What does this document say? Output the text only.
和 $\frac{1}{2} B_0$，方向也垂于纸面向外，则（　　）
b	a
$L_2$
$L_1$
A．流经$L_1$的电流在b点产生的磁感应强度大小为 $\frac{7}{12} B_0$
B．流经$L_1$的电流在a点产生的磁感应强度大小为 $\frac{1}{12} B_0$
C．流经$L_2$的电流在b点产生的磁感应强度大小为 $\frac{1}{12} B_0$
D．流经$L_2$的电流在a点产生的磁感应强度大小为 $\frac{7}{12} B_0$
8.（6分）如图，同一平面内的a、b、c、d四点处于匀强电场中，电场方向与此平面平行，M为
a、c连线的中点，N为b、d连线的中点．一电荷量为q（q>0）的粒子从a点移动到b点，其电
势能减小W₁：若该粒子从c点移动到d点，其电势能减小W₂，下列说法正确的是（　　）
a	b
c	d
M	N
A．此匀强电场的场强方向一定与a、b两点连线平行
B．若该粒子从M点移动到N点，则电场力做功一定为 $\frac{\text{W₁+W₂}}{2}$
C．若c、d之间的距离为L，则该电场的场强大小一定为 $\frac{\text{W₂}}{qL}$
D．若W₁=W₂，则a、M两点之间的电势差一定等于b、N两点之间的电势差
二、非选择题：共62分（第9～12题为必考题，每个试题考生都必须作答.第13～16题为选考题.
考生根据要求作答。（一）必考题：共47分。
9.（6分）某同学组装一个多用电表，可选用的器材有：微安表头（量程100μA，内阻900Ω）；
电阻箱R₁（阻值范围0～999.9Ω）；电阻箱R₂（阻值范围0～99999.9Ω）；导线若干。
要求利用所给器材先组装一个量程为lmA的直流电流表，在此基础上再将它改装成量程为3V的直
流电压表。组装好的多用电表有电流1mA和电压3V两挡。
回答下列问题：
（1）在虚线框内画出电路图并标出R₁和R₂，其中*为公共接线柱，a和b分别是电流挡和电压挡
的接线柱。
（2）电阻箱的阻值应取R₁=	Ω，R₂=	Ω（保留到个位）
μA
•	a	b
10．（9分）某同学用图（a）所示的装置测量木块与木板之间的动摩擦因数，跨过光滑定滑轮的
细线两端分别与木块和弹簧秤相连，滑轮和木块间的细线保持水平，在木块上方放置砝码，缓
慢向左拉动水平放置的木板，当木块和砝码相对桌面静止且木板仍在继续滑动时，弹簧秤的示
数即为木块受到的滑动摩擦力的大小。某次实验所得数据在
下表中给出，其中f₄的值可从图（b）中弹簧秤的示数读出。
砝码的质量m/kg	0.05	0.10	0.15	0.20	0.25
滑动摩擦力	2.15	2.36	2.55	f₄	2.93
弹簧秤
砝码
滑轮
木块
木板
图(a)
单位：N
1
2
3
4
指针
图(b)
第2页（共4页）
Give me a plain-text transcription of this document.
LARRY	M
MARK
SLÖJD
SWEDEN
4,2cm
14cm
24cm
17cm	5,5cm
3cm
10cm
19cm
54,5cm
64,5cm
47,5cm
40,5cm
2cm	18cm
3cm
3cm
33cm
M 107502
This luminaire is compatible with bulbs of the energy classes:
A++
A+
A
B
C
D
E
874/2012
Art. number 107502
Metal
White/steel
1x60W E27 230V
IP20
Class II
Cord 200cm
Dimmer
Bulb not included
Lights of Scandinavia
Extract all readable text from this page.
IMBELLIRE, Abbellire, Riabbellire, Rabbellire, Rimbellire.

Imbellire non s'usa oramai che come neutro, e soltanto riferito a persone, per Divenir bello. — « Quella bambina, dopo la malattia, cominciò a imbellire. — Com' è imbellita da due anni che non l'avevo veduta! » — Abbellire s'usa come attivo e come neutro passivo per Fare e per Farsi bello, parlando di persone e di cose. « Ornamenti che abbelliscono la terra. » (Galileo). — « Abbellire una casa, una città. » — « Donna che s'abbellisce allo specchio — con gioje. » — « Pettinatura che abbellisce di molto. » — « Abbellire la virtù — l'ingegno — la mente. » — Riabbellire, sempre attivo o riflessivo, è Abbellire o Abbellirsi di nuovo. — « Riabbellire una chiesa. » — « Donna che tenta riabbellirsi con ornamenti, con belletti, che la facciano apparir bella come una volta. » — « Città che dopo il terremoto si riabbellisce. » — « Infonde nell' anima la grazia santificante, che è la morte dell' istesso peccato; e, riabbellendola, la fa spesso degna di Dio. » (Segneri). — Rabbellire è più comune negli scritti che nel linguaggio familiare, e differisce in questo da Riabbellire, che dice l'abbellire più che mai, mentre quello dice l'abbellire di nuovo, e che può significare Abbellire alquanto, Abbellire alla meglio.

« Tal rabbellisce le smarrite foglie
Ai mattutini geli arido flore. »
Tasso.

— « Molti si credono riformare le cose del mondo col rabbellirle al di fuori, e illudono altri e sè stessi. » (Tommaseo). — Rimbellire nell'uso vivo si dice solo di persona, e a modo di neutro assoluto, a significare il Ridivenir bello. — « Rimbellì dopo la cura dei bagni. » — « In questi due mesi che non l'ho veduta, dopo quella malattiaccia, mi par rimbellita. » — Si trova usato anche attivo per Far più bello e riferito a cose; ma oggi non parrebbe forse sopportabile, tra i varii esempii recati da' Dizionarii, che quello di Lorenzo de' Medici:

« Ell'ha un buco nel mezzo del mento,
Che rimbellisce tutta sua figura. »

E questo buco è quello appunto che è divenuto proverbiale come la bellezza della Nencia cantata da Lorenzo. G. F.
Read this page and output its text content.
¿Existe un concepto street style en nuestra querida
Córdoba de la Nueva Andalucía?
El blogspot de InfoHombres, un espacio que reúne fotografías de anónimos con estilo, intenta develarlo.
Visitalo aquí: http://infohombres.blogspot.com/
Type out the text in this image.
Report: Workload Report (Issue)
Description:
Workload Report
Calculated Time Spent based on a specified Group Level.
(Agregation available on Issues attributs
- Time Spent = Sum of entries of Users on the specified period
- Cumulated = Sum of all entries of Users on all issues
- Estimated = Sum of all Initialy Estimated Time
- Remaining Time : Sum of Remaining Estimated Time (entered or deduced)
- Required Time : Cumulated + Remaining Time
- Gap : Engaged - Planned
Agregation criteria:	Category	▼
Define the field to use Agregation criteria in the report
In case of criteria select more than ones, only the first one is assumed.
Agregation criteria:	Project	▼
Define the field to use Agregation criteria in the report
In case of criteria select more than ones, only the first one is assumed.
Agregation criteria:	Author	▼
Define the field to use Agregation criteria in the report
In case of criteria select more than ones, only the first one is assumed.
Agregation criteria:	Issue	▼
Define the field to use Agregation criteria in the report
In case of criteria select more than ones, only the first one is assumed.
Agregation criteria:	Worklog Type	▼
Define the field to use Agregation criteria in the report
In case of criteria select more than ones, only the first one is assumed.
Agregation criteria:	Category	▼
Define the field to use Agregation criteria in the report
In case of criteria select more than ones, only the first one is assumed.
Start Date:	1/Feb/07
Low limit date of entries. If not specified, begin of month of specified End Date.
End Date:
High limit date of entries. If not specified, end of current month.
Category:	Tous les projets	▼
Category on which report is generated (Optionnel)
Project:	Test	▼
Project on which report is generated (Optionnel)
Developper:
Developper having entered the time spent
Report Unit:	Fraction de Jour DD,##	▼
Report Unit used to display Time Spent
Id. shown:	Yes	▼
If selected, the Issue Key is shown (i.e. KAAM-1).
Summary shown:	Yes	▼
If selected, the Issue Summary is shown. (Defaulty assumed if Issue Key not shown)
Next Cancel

## BRIEF
From the records above, pick out and copy each line holding the word "page".

## SOLUTION TO THIS EXERCISE
Extract all readable text from this page.
Read this page and output its text content.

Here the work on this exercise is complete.